SOURCE TEXT.
• • •
BOOK CLUB: THE NEXT CHAPTER, (aka BOOK CLUB 2: THE NEXT CHAPTER), from left: Diane Keaton, Jane Fonda, Candice Bergen, Mary Steenburgen, 2023. © Focus Features / Courtesy Everett Collection
“Book Club: The Next Chapter”©Focus Features/Courtesy Everett Collection

“But you know the problem? I have this problem which, maybe it’s narcissism. I think it’s my responsibility to fix everything. It’s like, if I don’t end the war, it’s not going to end. If I don’t fix the climate crisis, it’s not going to happen, and it drives me. I guess it’s good, but I have to be reasonable,” said Fonda, long an advocate for feminism and human rights dating back to her Hanoi Jane countercultural days circa the Vietnam War. Amid it all, she’s also in remission from the non-Hodgkin lymphoma diagnosis she revealed in 2022.

“You’re saying it’s not narcissism? I worry about that,” Fonda pressed. “I don’t want to be a narcissist.” “You would never!,” Bergen said. “She’s not a narcissist,” Steenburgen added.

Younger audiences who stumble into “Book Club: The Next Chapter” might not have the same connection to these stars (who have piles of Emmy and Oscar wins between them) that older generations do. People of a certain age or demographic (myself included) would probably run to anything they make blindly just for the joy of seeing them all up on screen together. So I asked them what unsung past project they’d want someone of, say, the Gen Z set to check out.

Fonda mentioned 1981’s “On Golden Pond,” a film she made as a sort of peacemaking ode to her complicated and often distant showbiz father, Henry Fonda, who died the year after it was released and whose Best Actor Oscar Jane accepted. “It’s kind of universal,” she added.

We also talked about her 1986 Sidney Lumet film “The Morning After,” starring Fonda (in peak Original Workout fashion) as a boozy actress implicated in a murder. “I play a drunk! I did that movie… well, that’s another story. What was the question?,” she said.

CARNAL KNOWLEDGE, Jack Nicholson, Candice Bergen, 1971
“Carnal Knowledge”Courtesy Everett Collection

Fonda advocated on behalf of Candice Bergen for audiences to check out “Carnal Knowledge,” Mike Nichols’ vicious 1971 chamber drama starring Bergen as a college student tangled in a toxic erotic triad with Art Garfunkel and Jack Nicholson (whose character is the definition of a 2023 Toxic Male).

Steenburgen wants audiences to see Bergen’s Steven Soderbergh film “Let Them All Talk.” Bergen plays Roberta, a hanger-on of Meryl Streep’s literary celebrity character, who hilariously in that improvised film said a line we can all relate to: “I hate my job. I loathe my life. I desperately need money.” But Fonda said, “I’m not sure if Gen Z people would like that movie very much.”

As for Steenburgen, check out the 1980 comedy that won her a Best Supporting Actress Oscar, “Melvin and Howard.”

But they’re not living in the past because, hey, “Book Club: The Next Chapter” got them a vacation and a job in one package. “And a lot of good meals,” Fonda added.

“Book Club: The Next Chapter” hits theaters everywhere on Friday, May 12.
• • •
SUPPLIED DATA.
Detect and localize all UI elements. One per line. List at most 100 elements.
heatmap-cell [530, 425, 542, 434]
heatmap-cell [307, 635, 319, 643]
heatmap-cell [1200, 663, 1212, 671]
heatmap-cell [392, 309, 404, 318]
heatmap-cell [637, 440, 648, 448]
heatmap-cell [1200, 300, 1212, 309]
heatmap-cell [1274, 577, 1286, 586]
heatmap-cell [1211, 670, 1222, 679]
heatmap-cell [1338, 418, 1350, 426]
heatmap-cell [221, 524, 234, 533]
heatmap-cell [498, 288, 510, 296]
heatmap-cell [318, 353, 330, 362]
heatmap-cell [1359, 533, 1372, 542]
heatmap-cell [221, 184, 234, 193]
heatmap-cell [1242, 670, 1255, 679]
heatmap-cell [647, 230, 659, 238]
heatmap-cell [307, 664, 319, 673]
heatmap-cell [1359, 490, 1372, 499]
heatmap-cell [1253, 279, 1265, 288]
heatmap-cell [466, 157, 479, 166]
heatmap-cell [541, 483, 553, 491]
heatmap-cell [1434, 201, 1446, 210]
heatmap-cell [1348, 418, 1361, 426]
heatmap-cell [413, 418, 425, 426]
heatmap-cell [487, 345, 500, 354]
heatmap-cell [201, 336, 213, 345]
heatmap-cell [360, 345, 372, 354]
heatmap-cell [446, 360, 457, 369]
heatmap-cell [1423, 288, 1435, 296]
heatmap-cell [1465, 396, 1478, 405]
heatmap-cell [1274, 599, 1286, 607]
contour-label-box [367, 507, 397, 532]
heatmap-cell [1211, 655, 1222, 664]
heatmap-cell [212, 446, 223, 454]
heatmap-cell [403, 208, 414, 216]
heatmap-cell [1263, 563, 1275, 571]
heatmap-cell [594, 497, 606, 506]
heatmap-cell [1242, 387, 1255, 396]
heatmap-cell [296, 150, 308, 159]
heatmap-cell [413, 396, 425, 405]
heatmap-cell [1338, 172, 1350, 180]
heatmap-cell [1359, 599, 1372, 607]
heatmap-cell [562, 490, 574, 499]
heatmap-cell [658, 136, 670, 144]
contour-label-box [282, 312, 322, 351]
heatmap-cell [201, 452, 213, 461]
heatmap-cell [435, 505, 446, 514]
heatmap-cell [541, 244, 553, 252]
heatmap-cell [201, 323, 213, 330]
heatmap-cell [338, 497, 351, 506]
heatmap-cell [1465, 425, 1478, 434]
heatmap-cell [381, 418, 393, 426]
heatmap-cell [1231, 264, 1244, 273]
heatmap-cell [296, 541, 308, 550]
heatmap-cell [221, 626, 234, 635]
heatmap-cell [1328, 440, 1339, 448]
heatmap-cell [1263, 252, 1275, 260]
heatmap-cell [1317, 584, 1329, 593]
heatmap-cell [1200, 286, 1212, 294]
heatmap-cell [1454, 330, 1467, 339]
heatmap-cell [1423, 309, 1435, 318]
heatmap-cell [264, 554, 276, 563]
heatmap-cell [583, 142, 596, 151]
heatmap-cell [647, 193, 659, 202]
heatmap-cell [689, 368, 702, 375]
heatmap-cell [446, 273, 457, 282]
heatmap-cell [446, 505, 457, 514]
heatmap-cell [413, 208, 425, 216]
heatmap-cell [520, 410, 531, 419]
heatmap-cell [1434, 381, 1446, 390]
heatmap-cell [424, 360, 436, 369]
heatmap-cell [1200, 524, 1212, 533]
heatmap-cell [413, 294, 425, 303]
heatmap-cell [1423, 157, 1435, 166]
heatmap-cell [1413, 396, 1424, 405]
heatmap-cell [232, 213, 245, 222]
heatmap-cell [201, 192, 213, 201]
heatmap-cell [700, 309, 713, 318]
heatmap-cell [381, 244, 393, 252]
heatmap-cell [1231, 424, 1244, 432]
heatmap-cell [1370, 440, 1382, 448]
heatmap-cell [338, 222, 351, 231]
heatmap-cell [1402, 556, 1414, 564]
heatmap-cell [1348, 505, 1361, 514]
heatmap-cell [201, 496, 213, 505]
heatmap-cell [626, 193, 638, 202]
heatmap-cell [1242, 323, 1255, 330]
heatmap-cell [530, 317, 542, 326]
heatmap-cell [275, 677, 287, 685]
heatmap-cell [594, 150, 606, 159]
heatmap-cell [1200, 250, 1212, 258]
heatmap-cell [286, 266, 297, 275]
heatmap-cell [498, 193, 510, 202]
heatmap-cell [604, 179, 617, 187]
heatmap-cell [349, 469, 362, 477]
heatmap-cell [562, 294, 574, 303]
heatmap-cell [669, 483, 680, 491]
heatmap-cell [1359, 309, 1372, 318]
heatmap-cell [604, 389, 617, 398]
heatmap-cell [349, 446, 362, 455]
• • •
TASK DIRECTIONS.
Copy everything from "Steenburgen wants audiences" down to "Friday, May 12." in the Book Club article, switching each "vacation" to "trip".

RESPONSE.
Steenburgen wants audiences to see Bergen’s Steven Soderbergh film “Let Them All Talk.” Bergen plays Roberta, a hanger-on of Meryl Streep’s literary celebrity character, who hilariously in that improvised film said a line we can all relate to: “I hate my job. I loathe my life. I desperately need money.” But Fonda said, “I’m not sure if Gen Z people would like that movie very much.”

As for Steenburgen, check out the 1980 comedy that won her a Best Supporting Actress Oscar, “Melvin and Howard.”

But they’re not living in the past because, hey, “Book Club: The Next Chapter” got them a trip and a job in one package. “And a lot of good meals,” Fonda added.

“Book Club: The Next Chapter” hits theaters everywhere on Friday, May 12.